▸ **What is asked**: Copy every line of the listing below without any changes, but omit the pictures.

[BEGIN Material supplied]

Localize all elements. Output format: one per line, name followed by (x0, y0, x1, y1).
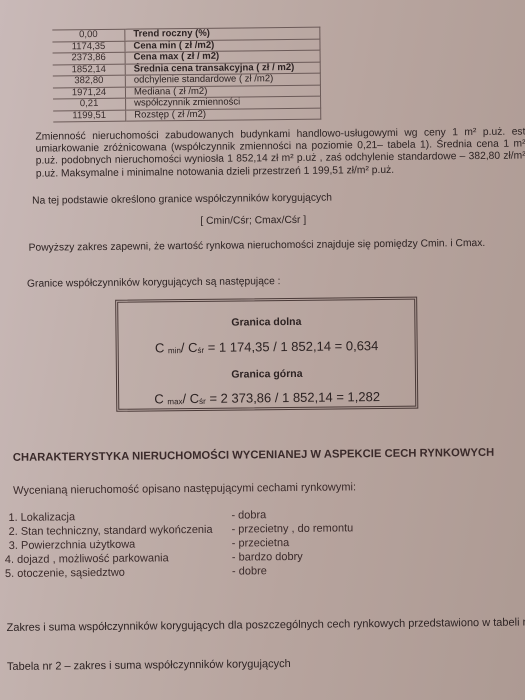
stat-value: 2373,86 (53, 52, 126, 64)
stat-value: 0,00 (52, 29, 125, 41)
stat-value: 1852,14 (53, 64, 126, 76)
feature-rating: - przecietny , do remontu (231, 521, 353, 536)
market-features-list: 1. Lokalizacja- dobra2. Stan techniczny,… (5, 511, 6, 581)
stat-value: 0,21 (53, 98, 126, 110)
stat-label: Rozstęp ( zł /m2) (126, 108, 321, 122)
formula-symbol: C (188, 340, 198, 355)
feature-rating: - przecietna (232, 536, 290, 551)
variability-paragraph: Zmienność nieruchomości zabudowanych bud… (35, 127, 525, 181)
upper-bound-heading: Granica górna (119, 367, 415, 382)
formula-subscript: śr (199, 397, 206, 406)
bounds-list-intro: Granice współczynników korygujących są n… (27, 276, 281, 291)
lower-bound-formula: C min/ Cśr = 1 174,35 / 1 852,14 = 0,634 (119, 338, 415, 356)
features-intro: Wycenianą nieruchomość opisano następują… (13, 481, 356, 497)
feature-name: 3. Powierzchnia użytkowa (9, 538, 136, 553)
feature-name: 1. Lokalizacja (8, 510, 75, 525)
formula-symbol: C (154, 391, 164, 406)
bounds-intro-paragraph: Na tej podstawie określono granice współ… (32, 193, 332, 208)
formula-subscript: min (168, 346, 181, 355)
lower-bound-value: = 1 174,35 / 1 852,14 = 0,634 (208, 338, 379, 355)
table-caption: Tabela nr 2 – zakres i suma współczynnik… (7, 658, 291, 673)
table-row: 1199,51Rozstęp ( zł /m2) (53, 108, 321, 122)
table-reference-paragraph: Zakres i suma współczynników korygującyc… (7, 616, 525, 634)
feature-rating: - dobre (232, 564, 267, 578)
stat-value: 1971,24 (53, 87, 126, 99)
feature-name: 5. otoczenie, sąsiedztwo (5, 566, 125, 581)
formula-subscript: max (167, 397, 182, 406)
document-page: 0,00Trend roczny (%)1174,35Cena min ( zł… (0, 0, 525, 700)
formula-symbol: C (155, 340, 165, 355)
upper-bound-formula: C max/ Cśr = 2 373,86 / 1 852,14 = 1,282 (119, 389, 415, 407)
stat-value: 1174,35 (52, 41, 125, 53)
feature-name: 4. dojazd , możliwość parkowania (5, 551, 169, 567)
range-explanation-paragraph: Powyższy zakres zapewni, że wartość rynk… (29, 238, 514, 255)
formula-symbol: C (190, 391, 200, 406)
lower-bound-heading: Granica dolna (118, 315, 414, 330)
bounds-range-formula: [ Cmin/Cśr; Cmax/Cśr ] (200, 215, 306, 228)
formula-subscript: śr (197, 346, 204, 355)
feature-rating: - dobra (231, 508, 266, 522)
correction-bounds-box: Granica dolna C min/ Cśr = 1 174,35 / 1 … (115, 297, 418, 412)
price-statistics-table: 0,00Trend roczny (%)1174,35Cena min ( zł… (52, 27, 321, 123)
upper-bound-value: = 2 373,86 / 1 852,14 = 1,282 (209, 389, 380, 406)
stat-value: 1199,51 (53, 110, 126, 122)
section-heading: CHARAKTERYSTYKA NIERUCHOMOŚCI WYCENIANEJ… (13, 447, 495, 464)
feature-rating: - bardzo dobry (232, 550, 303, 565)
feature-name: 2. Stan techniczny, standard wykończenia (8, 523, 212, 539)
stat-value: 382,80 (53, 75, 126, 87)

[END Material supplied]

▸ **Solved problem**:
Localize all elements. Output format: one per line, name followed by (x0, y0, x1, y1).
stat-value: 2373,86 (53, 52, 126, 64)
stat-value: 0,00 (52, 29, 125, 41)
stat-value: 1852,14 (53, 64, 126, 76)
feature-rating: - przecietny , do remontu (231, 521, 353, 536)
market-features-list: 1. Lokalizacja- dobra2. Stan techniczny,… (5, 511, 6, 581)
stat-value: 0,21 (53, 98, 126, 110)
stat-label: Rozstęp ( zł /m2) (126, 108, 321, 122)
formula-symbol: C (188, 340, 198, 355)
feature-rating: - przecietna (232, 536, 290, 551)
variability-paragraph: Zmienność nieruchomości zabudowanych bud… (35, 127, 525, 181)
upper-bound-heading: Granica górna (119, 367, 415, 382)
formula-subscript: śr (199, 397, 206, 406)
bounds-list-intro: Granice współczynników korygujących są n… (27, 276, 281, 291)
lower-bound-formula: C min/ Cśr = 1 174,35 / 1 852,14 = 0,634 (119, 338, 415, 356)
features-intro: Wycenianą nieruchomość opisano następują… (13, 481, 356, 497)
feature-name: 3. Powierzchnia użytkowa (9, 538, 136, 553)
feature-name: 1. Lokalizacja (8, 510, 75, 525)
formula-symbol: C (154, 391, 164, 406)
bounds-intro-paragraph: Na tej podstawie określono granice współ… (32, 193, 332, 208)
formula-subscript: min (168, 346, 181, 355)
lower-bound-value: = 1 174,35 / 1 852,14 = 0,634 (208, 338, 379, 355)
table-caption: Tabela nr 2 – zakres i suma współczynnik… (7, 658, 291, 673)
table-row: 1199,51Rozstęp ( zł /m2) (53, 108, 321, 122)
table-reference-paragraph: Zakres i suma współczynników korygującyc… (7, 616, 525, 634)
feature-rating: - dobre (232, 564, 267, 578)
stat-value: 1971,24 (53, 87, 126, 99)
feature-name: 5. otoczenie, sąsiedztwo (5, 566, 125, 581)
formula-subscript: max (167, 397, 182, 406)
document-page: 0,00Trend roczny (%)1174,35Cena min ( zł… (0, 0, 525, 700)
formula-symbol: C (155, 340, 165, 355)
upper-bound-formula: C max/ Cśr = 2 373,86 / 1 852,14 = 1,282 (119, 389, 415, 407)
stat-value: 1174,35 (52, 41, 125, 53)
feature-name: 4. dojazd , możliwość parkowania (5, 551, 169, 567)
range-explanation-paragraph: Powyższy zakres zapewni, że wartość rynk… (29, 238, 514, 255)
formula-symbol: C (190, 391, 200, 406)
lower-bound-heading: Granica dolna (118, 315, 414, 330)
bounds-range-formula: [ Cmin/Cśr; Cmax/Cśr ] (200, 215, 306, 228)
formula-subscript: śr (197, 346, 204, 355)
feature-rating: - dobra (231, 508, 266, 522)
correction-bounds-box: Granica dolna C min/ Cśr = 1 174,35 / 1 … (115, 297, 418, 412)
price-statistics-table: 0,00Trend roczny (%)1174,35Cena min ( zł… (52, 27, 321, 123)
upper-bound-value: = 2 373,86 / 1 852,14 = 1,282 (209, 389, 380, 406)
stat-value: 1199,51 (53, 110, 126, 122)
section-heading: CHARAKTERYSTYKA NIERUCHOMOŚCI WYCENIANEJ… (13, 447, 495, 464)
feature-rating: - bardzo dobry (232, 550, 303, 565)
feature-name: 2. Stan techniczny, standard wykończenia (8, 523, 212, 539)
stat-value: 382,80 (53, 75, 126, 87)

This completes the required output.